* Begin Given passage *

Theoretically reducing the ethanol production mandate or "RVO" should have sent the D6 Ethanol RINs to the mat, or at least to the level that existed prior to the "blend-wall" which the reduced RVO is supposed to prevent from happening again in 2014. The problem is, D6 RINs haven't fallen as the theory would have predicted. To make matters worse, corn prices have fallen and ethanol margins are robust. The RFS2 RIN program wasn't designed to make farmers rich, it was designed to stimulate the growth of the ethanol industry. The EPA is now trying to effectively shrink the ethanol industry, so robust margins and valuable RINs simply don't make sense within the confines of the theories on which the RINs and RFS2 are founded.
Currently according to Progressive Fuels LLC 2014 D6 Ethanol RINs are trading at $0.5350, 10x the level that existed before the "blend-wall." Because of the "nested" structure of RINs, this has driven up all other RINs as well, most importantly the D4 and D5 RINs associated with biodiesel and advanced renewable fuels. Currently the 2014 D4 RINs trade at $0.58 and the D5 RINs trade at $0.56. The twisted dynamics of this RFS2 market has the ethanol market driving profitability in the biodiesel market. 2014 D4 RINs have been driven higher from $0.35 to as high as $0.60 because of the D6 Ethanol RINs. This is welcomed relief considering biodiesel margins collapsed with the expiration of the "blenders' tax credit."
I've talked to various people in the industry about this phenomenon and got various answers as to why D6 Ethanol RINs still have value, and I think the best answer is that there is a shortage of RINs and that "obligated parties" are bidding them up as insurance against another "blend-wall" and the possibility that the EPA may not reduce the 2014 Ethanol RVO after all.
Proving this concept is very difficult because of how the EPA accounts for the RFS2 program. Under the program 20% of the RINs produced in one year can be carried over into the following year. This results in years where the RINs produced exceed the number of RINs "retired." This graphic highlights how in 2012 far more RINs were "generated" than "retired."
What that means is that there is a surplus available at the start of 2013. Fast forward to the end of 2013 and the 2013 RVO was barely reached, but because of the surplus that existed at the start of 2013, there is still a surplus number of RINs available to carry over into 2014, but that surplus is less than the allowed 20% carry forward, so that is how a surplus of RINs actually creates a shortage. This graphic shows how the 2013 RVO of 16.55 billion gallons was just barely reached.
Most importantly, there are only 291 million RINs "retired" for 2013. That implies that "obligated" parties are still settling up their 2013 obligations. The problem is, people that hold the RINs, the producers and the blenders, don't really have a reason to sell them, and the people that buy them, the obligated parties, don't know if they want to pay $0.50 for a D6 RIN to satisfy the 2013 RVO or to buy them as a hedge for 2014 in case of another "blend-wall" occurrence or if the EPA reverses its intention of reducing the 2014 Ethanol RVO. In a way, it is kind of like a short squeeze. The holders of RINs know the "obligated parties" are required by law to buy RINs or face a prohibitive penalty, and they know there effectively is a shortage, so they can afford to wait for higher RIN prices to sell. Some of those RINs were generated previous to the blend wall, so their cost was far less than what they are trading at today. Simply allowing some of the 2013 D6 RINs to "expire" that cost $0.05, will maintain a storage that is supporting $0.50 RIN prices.

* End Given passage *

What to work on >>
**A.** From the passage on ethanol RINs, list each RIN type it gives a current 2014 trading price for, along with that price.
**B.** Answer these from the passage on ethanol RINs:
(i) What share of the RINs produced in one year can be carried over into the following year?
(ii) What was the 2013 RVO, in gallons?
(iii) How many RINs have been "retired" for 2013?
**C.** Sum up the passage on ethanol RINs in two sentences.

* Begin Data *

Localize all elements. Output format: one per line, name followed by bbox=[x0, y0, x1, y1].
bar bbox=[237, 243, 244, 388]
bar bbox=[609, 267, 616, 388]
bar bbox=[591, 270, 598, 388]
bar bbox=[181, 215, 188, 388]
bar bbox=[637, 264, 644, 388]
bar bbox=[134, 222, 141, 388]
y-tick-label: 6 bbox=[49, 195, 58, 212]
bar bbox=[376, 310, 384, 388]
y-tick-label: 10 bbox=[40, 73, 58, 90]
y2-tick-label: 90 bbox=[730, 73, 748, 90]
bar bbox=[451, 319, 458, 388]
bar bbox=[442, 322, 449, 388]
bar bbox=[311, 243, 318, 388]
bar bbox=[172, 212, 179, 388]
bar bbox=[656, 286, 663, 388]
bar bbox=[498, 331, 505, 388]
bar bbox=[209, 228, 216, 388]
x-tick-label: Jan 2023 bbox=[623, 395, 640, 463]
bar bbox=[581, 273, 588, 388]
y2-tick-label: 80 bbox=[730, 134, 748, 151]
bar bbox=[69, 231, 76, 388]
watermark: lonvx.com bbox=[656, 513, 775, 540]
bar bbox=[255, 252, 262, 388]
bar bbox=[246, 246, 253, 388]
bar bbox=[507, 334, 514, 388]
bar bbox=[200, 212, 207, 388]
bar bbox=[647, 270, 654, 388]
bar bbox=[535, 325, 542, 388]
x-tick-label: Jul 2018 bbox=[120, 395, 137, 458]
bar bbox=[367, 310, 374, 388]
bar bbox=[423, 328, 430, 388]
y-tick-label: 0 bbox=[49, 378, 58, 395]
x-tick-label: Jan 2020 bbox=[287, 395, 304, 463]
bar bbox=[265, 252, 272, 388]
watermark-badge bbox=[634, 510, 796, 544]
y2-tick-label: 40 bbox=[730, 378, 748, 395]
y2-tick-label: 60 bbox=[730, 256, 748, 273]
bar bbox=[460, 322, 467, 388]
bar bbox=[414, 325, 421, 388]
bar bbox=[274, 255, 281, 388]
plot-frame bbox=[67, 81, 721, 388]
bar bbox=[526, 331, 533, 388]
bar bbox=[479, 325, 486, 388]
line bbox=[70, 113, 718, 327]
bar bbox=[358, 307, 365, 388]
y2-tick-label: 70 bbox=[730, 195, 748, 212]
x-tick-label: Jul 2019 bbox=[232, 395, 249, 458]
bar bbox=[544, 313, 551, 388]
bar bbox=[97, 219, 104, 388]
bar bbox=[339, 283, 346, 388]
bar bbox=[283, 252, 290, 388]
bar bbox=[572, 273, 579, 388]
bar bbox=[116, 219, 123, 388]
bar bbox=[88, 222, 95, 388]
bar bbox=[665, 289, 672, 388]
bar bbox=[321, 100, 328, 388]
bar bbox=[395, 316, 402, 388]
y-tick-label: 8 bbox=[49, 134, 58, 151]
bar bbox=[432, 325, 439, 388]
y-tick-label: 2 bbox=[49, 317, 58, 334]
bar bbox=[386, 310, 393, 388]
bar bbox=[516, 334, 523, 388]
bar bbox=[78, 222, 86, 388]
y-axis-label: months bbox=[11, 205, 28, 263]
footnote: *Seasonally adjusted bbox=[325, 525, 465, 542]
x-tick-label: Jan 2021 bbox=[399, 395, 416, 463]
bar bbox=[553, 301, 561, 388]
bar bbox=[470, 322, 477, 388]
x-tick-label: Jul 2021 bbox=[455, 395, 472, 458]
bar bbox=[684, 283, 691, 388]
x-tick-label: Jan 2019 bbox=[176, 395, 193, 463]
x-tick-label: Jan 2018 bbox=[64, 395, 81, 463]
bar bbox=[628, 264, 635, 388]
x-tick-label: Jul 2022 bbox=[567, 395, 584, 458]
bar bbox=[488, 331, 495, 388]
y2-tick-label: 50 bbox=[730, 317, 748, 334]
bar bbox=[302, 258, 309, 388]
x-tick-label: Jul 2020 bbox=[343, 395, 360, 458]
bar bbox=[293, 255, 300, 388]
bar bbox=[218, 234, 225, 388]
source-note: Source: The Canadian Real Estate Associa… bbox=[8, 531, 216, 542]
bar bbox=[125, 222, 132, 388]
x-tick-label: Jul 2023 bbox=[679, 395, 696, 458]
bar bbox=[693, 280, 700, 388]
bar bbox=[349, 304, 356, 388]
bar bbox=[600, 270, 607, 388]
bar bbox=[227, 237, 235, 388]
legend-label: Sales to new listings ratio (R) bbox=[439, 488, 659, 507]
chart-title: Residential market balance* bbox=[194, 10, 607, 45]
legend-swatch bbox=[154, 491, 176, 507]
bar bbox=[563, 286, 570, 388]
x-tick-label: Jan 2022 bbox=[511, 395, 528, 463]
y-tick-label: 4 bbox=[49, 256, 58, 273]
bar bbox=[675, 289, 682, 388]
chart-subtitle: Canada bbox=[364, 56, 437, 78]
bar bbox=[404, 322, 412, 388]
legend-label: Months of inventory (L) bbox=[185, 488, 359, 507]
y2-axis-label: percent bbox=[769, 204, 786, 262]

* End Data *

Full answers >>
**A.**
D6 Ethanol RINs: $0.5350
D4 RINs: $0.58
D5 RINs: $0.56

**B.**
(i) 20%
(ii) 16.55 billion gallons
(iii) 291 million

**C.** Reducing the ethanol RVO should in theory have pushed D6 Ethanol RIN prices down, but 2014 D6 RINs trade at $0.5350, ten times their level before the "blend-wall," and the nested RIN structure has driven up D4 and D5 RINs as well. The author's best explanation is a shortage of RINs: the surplus carried into 2014 is less than the allowed 20% carry-forward, holders can wait for higher prices, and obligated parties bid RINs up as insurance against another "blend-wall" or the EPA not reducing the 2014 RVO.